Dataset excerpts:
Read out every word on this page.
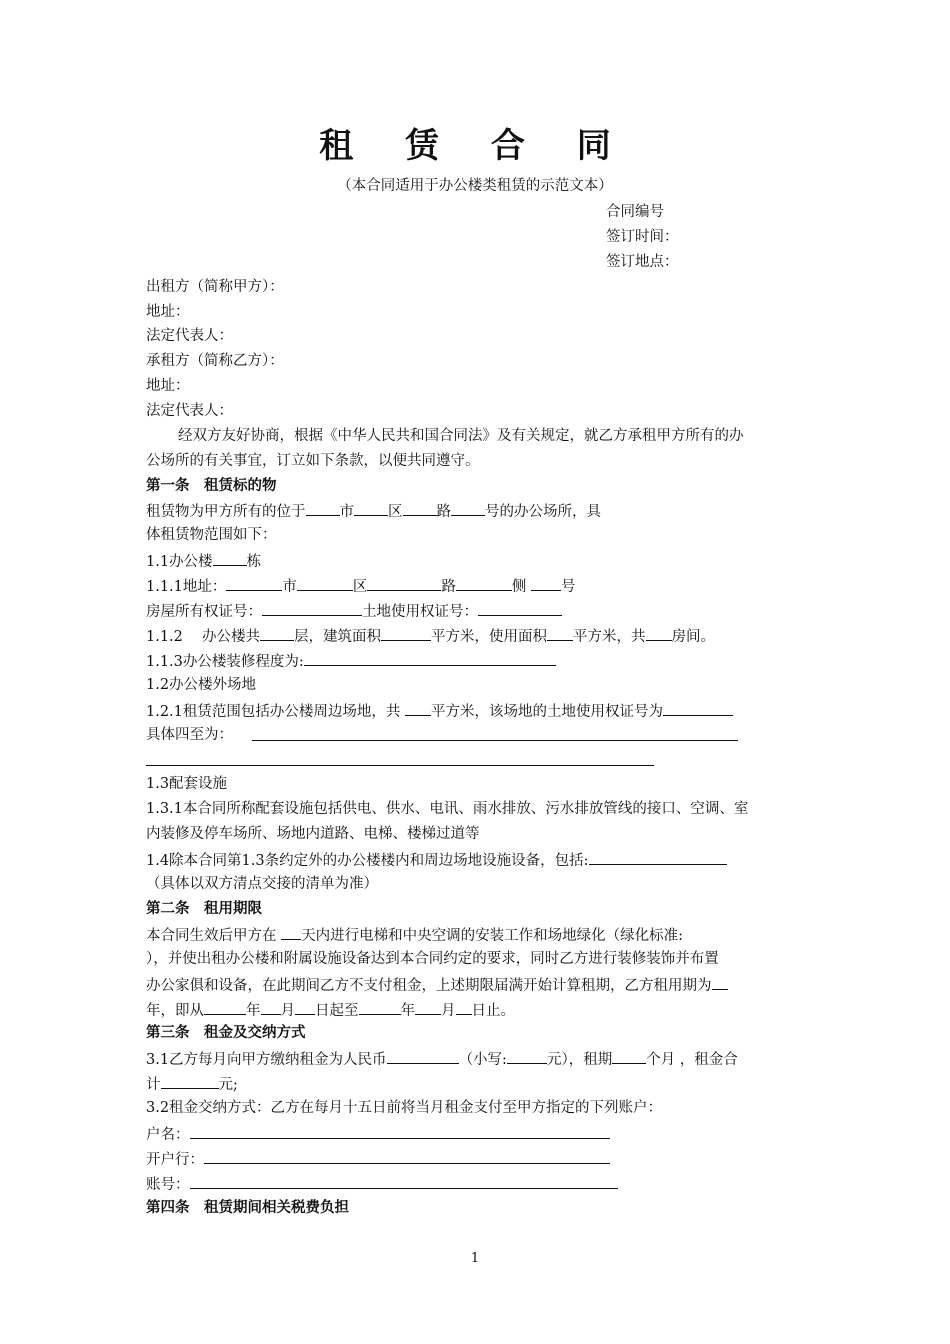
租 赁 合 同
（本合同适用于办公楼类租赁的示范文本）
合同编号
签订时间：
签订地点：
出租方（简称甲方）：
地址：
法定代表人：
承租方（简称乙方）：
地址：
法定代表人：
经双方友好协商，根据《中华人民共和国合同法》及有关规定，就乙方承租甲方所有的办
公场所的有关事宜，订立如下条款，以便共同遵守。
第一条　租赁标的物
租赁物为甲方所有的位于 市 区 路 号的办公场所，具
体租赁物范围如下：
1.1办公楼 栋
1.1.1地址：	市	区	路	侧 号
房屋所有权证号：	土地使用权证号：
1.1.2　 办公楼共 层，建筑面积	平方米，使用面积 平方米，共 房间。
1.1.3办公楼装修程度为:
1.2办公楼外场地
1.2.1租赁范围包括办公楼周边场地，共 平方米，该场地的土地使用权证号为
具体四至为：
1.3配套设施
1.3.1本合同所称配套设施包括供电、供水、电讯、雨水排放、污水排放管线的接口、空调、室
内装修及停车场所、场地内道路、电梯、楼梯过道等
1.4除本合同第1.3条约定外的办公楼楼内和周边场地设施设备，包括:
（具体以双方清点交接的清单为准）
第二条　租用期限
本合同生效后甲方在 天内进行电梯和中央空调的安装工作和场地绿化（绿化标准:
），并使出租办公楼和附属设施设备达到本合同约定的要求，同时乙方进行装修装饰并布置
办公家俱和设备，在此期间乙方不支付租金，上述期限届满开始计算租期，乙方租用期为
年，即从	年 月 日起至	年 月 日止。
第三条　租金及交纳方式
3.1乙方每月向甲方缴纳租金为人民币	（小写:	元），租期 个月 ，租金合
计	元;
3.2租金交纳方式：乙方在每月十五日前将当月租金支付至甲方指定的下列账户：
户名：
开户行：
账号：
第四条　租赁期间相关税费负担
1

Written instruction: The records shown above are to be repeated exactly, with the pictures left out.

Result of this exercise:
Read out every word on this page.
租 赁 合 同
（本合同适用于办公楼类租赁的示范文本）
合同编号
签订时间：
签订地点：
出租方（简称甲方）：
地址：
法定代表人：
承租方（简称乙方）：
地址：
法定代表人：
经双方友好协商，根据《中华人民共和国合同法》及有关规定，就乙方承租甲方所有的办
公场所的有关事宜，订立如下条款，以便共同遵守。
第一条　租赁标的物
租赁物为甲方所有的位于 市 区 路 号的办公场所，具
体租赁物范围如下：
1.1办公楼 栋
1.1.1地址：	市	区	路	侧 号
房屋所有权证号：	土地使用权证号：
1.1.2　 办公楼共 层，建筑面积	平方米，使用面积 平方米，共 房间。
1.1.3办公楼装修程度为:
1.2办公楼外场地
1.2.1租赁范围包括办公楼周边场地，共 平方米，该场地的土地使用权证号为
具体四至为：
1.3配套设施
1.3.1本合同所称配套设施包括供电、供水、电讯、雨水排放、污水排放管线的接口、空调、室
内装修及停车场所、场地内道路、电梯、楼梯过道等
1.4除本合同第1.3条约定外的办公楼楼内和周边场地设施设备，包括:
（具体以双方清点交接的清单为准）
第二条　租用期限
本合同生效后甲方在 天内进行电梯和中央空调的安装工作和场地绿化（绿化标准:
），并使出租办公楼和附属设施设备达到本合同约定的要求，同时乙方进行装修装饰并布置
办公家俱和设备，在此期间乙方不支付租金，上述期限届满开始计算租期，乙方租用期为
年，即从	年 月 日起至	年 月 日止。
第三条　租金及交纳方式
3.1乙方每月向甲方缴纳租金为人民币	（小写:	元），租期 个月 ，租金合
计	元;
3.2租金交纳方式：乙方在每月十五日前将当月租金支付至甲方指定的下列账户：
户名：
开户行：
账号：
第四条　租赁期间相关税费负担
1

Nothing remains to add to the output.